Task prompt: Here are some records; quote them exactly, leaving out the pictures.

Dataset rows:
----

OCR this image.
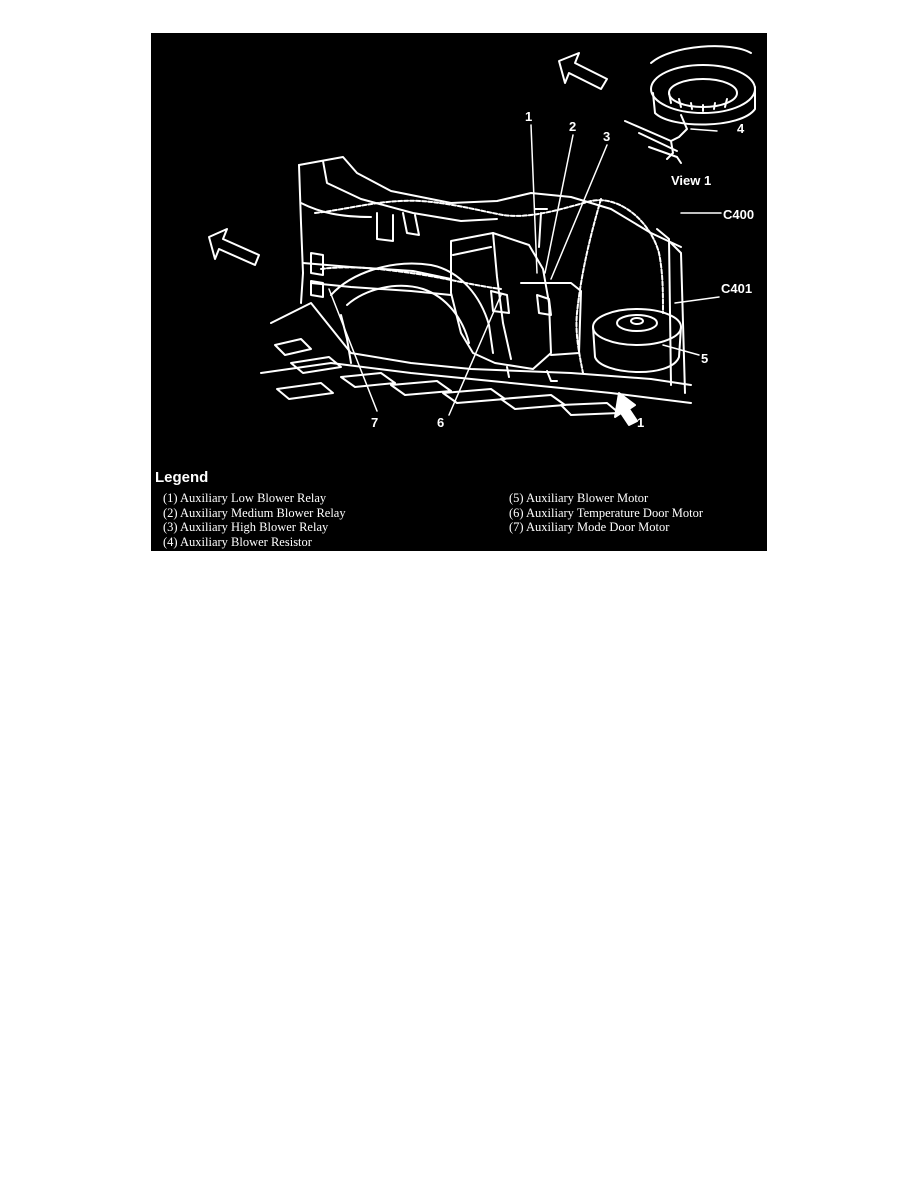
1
2
3
4
5
6
7
C400
C401
View 1
1
Legend
(1) Auxiliary Low Blower Relay
(2) Auxiliary Medium Blower Relay
(3) Auxiliary High Blower Relay
(4) Auxiliary Blower Resistor
(5) Auxiliary Blower Motor
(6) Auxiliary Temperature Door Motor
(7) Auxiliary Mode Door Motor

----

Output:
OCR this image.
1
2
3
4
5
6
7
C400
C401
View 1
1
Legend
(1) Auxiliary Low Blower Relay
(2) Auxiliary Medium Blower Relay
(3) Auxiliary High Blower Relay
(4) Auxiliary Blower Resistor
(5) Auxiliary Blower Motor
(6) Auxiliary Temperature Door Motor
(7) Auxiliary Mode Door Motor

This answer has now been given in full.